## Exercise prompt
Print each of the entries exactly, leaving nothing out.

## Entries
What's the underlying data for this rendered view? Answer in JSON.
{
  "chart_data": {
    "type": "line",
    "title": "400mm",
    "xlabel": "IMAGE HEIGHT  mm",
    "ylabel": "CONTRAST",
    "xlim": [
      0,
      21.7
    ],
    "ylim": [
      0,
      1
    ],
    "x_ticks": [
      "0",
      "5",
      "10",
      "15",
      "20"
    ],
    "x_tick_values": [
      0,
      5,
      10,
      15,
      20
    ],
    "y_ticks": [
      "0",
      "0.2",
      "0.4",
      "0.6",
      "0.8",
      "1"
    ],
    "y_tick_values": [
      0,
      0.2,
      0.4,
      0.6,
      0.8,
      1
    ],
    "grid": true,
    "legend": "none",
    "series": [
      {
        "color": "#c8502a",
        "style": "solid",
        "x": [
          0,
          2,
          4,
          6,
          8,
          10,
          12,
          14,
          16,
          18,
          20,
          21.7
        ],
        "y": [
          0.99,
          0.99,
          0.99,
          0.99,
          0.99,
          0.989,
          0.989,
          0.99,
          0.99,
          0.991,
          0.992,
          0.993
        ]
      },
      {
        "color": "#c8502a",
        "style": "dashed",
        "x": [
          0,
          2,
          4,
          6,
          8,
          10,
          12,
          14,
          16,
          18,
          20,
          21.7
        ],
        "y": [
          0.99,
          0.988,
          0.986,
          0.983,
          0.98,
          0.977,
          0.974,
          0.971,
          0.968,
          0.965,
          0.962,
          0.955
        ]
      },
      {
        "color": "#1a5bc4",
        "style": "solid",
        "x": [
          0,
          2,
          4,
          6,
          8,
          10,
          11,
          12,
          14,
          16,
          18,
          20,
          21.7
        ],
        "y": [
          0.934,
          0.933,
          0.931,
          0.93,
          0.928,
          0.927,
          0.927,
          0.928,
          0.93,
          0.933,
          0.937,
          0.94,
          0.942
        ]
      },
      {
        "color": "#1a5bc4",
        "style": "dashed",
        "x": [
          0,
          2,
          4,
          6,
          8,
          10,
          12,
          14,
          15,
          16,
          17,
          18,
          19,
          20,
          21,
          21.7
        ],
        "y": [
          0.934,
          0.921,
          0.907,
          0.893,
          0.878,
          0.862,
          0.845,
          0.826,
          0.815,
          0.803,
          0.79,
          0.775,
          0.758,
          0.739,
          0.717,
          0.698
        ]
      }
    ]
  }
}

## Task output
What's the underlying data for this rendered view? Answer in JSON.
{
  "chart_data": {
    "type": "line",
    "title": "400mm",
    "xlabel": "IMAGE HEIGHT  mm",
    "ylabel": "CONTRAST",
    "xlim": [
      0,
      21.7
    ],
    "ylim": [
      0,
      1
    ],
    "x_ticks": [
      "0",
      "5",
      "10",
      "15",
      "20"
    ],
    "x_tick_values": [
      0,
      5,
      10,
      15,
      20
    ],
    "y_ticks": [
      "0",
      "0.2",
      "0.4",
      "0.6",
      "0.8",
      "1"
    ],
    "y_tick_values": [
      0,
      0.2,
      0.4,
      0.6,
      0.8,
      1
    ],
    "grid": true,
    "legend": "none",
    "series": [
      {
        "color": "#c8502a",
        "style": "solid",
        "x": [
          0,
          2,
          4,
          6,
          8,
          10,
          12,
          14,
          16,
          18,
          20,
          21.7
        ],
        "y": [
          0.99,
          0.99,
          0.99,
          0.99,
          0.99,
          0.989,
          0.989,
          0.99,
          0.99,
          0.991,
          0.992,
          0.993
        ]
      },
      {
        "color": "#c8502a",
        "style": "dashed",
        "x": [
          0,
          2,
          4,
          6,
          8,
          10,
          12,
          14,
          16,
          18,
          20,
          21.7
        ],
        "y": [
          0.99,
          0.988,
          0.986,
          0.983,
          0.98,
          0.977,
          0.974,
          0.971,
          0.968,
          0.965,
          0.962,
          0.955
        ]
      },
      {
        "color": "#1a5bc4",
        "style": "solid",
        "x": [
          0,
          2,
          4,
          6,
          8,
          10,
          11,
          12,
          14,
          16,
          18,
          20,
          21.7
        ],
        "y": [
          0.934,
          0.933,
          0.931,
          0.93,
          0.928,
          0.927,
          0.927,
          0.928,
          0.93,
          0.933,
          0.937,
          0.94,
          0.942
        ]
      },
      {
        "color": "#1a5bc4",
        "style": "dashed",
        "x": [
          0,
          2,
          4,
          6,
          8,
          10,
          12,
          14,
          15,
          16,
          17,
          18,
          19,
          20,
          21,
          21.7
        ],
        "y": [
          0.934,
          0.921,
          0.907,
          0.893,
          0.878,
          0.862,
          0.845,
          0.826,
          0.815,
          0.803,
          0.79,
          0.775,
          0.758,
          0.739,
          0.717,
          0.698
        ]
      }
    ]
  }
}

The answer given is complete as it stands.